-- Start of Supplied information --
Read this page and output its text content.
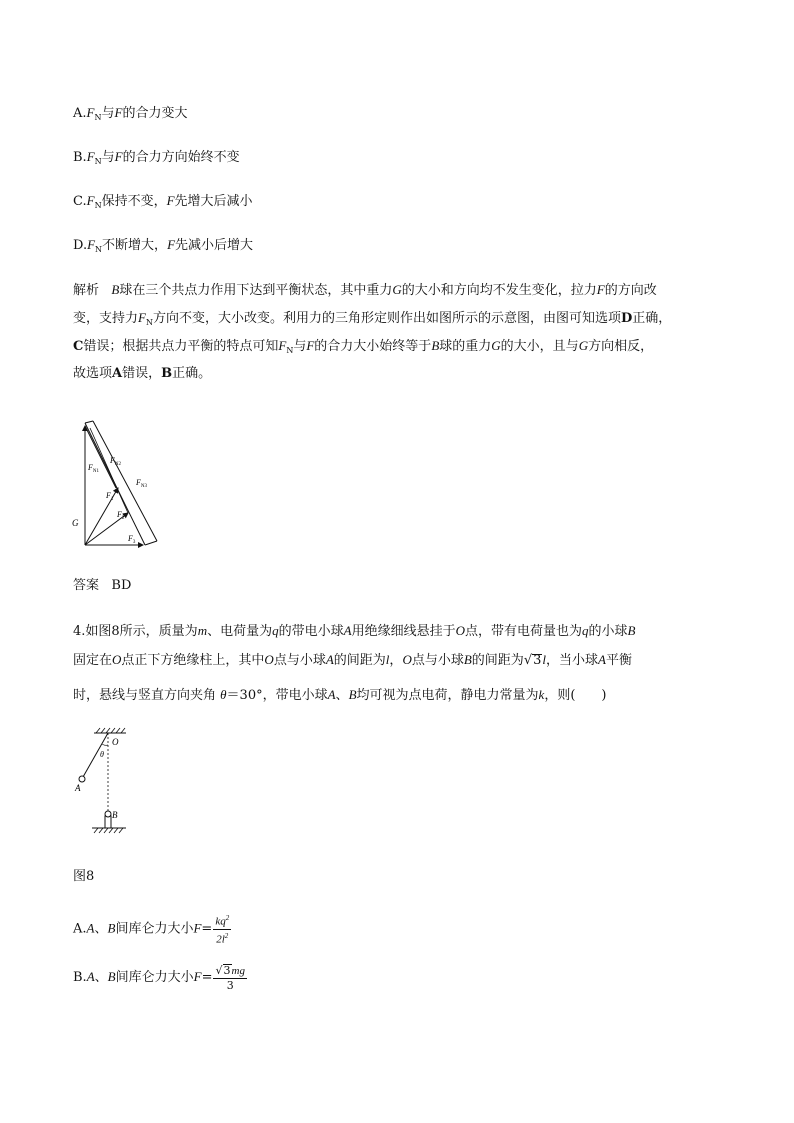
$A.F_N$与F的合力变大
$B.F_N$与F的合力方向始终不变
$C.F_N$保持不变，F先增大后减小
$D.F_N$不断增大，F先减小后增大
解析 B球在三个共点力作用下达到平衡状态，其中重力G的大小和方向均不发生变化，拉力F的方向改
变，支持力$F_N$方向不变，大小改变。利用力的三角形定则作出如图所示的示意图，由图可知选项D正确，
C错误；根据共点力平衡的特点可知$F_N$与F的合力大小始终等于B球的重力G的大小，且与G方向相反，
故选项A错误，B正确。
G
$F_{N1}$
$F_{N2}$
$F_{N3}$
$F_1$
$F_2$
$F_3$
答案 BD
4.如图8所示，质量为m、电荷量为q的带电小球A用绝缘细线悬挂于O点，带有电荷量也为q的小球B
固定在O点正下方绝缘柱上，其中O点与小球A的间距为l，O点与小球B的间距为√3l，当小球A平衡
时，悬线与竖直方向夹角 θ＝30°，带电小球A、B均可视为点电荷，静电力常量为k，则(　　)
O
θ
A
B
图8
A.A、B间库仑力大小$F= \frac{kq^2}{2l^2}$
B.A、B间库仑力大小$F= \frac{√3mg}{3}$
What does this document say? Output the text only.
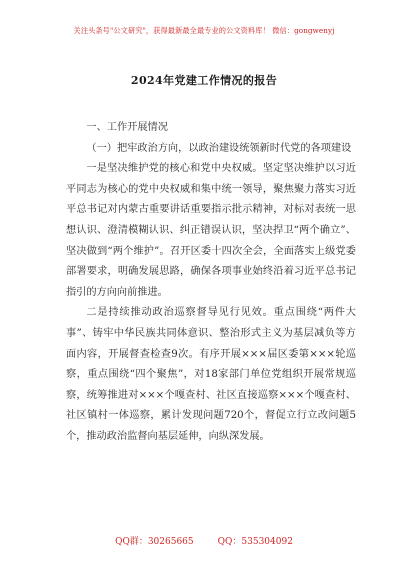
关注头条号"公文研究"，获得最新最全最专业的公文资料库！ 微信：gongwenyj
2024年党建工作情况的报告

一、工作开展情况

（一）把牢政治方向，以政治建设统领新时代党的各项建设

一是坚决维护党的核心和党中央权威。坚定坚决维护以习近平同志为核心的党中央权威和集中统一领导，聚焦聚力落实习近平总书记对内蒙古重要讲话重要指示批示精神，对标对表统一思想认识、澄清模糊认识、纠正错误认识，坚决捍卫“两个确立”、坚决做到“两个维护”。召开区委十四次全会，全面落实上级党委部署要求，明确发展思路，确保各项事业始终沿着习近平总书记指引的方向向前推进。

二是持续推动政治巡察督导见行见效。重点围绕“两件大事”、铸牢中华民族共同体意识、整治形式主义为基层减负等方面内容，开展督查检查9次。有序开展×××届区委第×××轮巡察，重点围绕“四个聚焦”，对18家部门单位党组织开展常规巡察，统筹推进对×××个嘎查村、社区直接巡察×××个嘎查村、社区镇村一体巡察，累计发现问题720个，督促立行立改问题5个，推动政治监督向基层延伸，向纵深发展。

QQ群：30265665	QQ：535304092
-- End of Supplied information --
» **What to produce**: In the copy, leave out all pictures, and retype exactly each line from the one with "What does this" through the last line of the entries.

» **Completed exercise**:
What does this document say? Output the text only.
关注头条号"公文研究"，获得最新最全最专业的公文资料库！ 微信：gongwenyj
2024年党建工作情况的报告

一、工作开展情况

（一）把牢政治方向，以政治建设统领新时代党的各项建设

一是坚决维护党的核心和党中央权威。坚定坚决维护以习近平同志为核心的党中央权威和集中统一领导，聚焦聚力落实习近平总书记对内蒙古重要讲话重要指示批示精神，对标对表统一思想认识、澄清模糊认识、纠正错误认识，坚决捍卫“两个确立”、坚决做到“两个维护”。召开区委十四次全会，全面落实上级党委部署要求，明确发展思路，确保各项事业始终沿着习近平总书记指引的方向向前推进。

二是持续推动政治巡察督导见行见效。重点围绕“两件大事”、铸牢中华民族共同体意识、整治形式主义为基层减负等方面内容，开展督查检查9次。有序开展×××届区委第×××轮巡察，重点围绕“四个聚焦”，对18家部门单位党组织开展常规巡察，统筹推进对×××个嘎查村、社区直接巡察×××个嘎查村、社区镇村一体巡察，累计发现问题720个，督促立行立改问题5个，推动政治监督向基层延伸，向纵深发展。

QQ群：30265665	QQ：535304092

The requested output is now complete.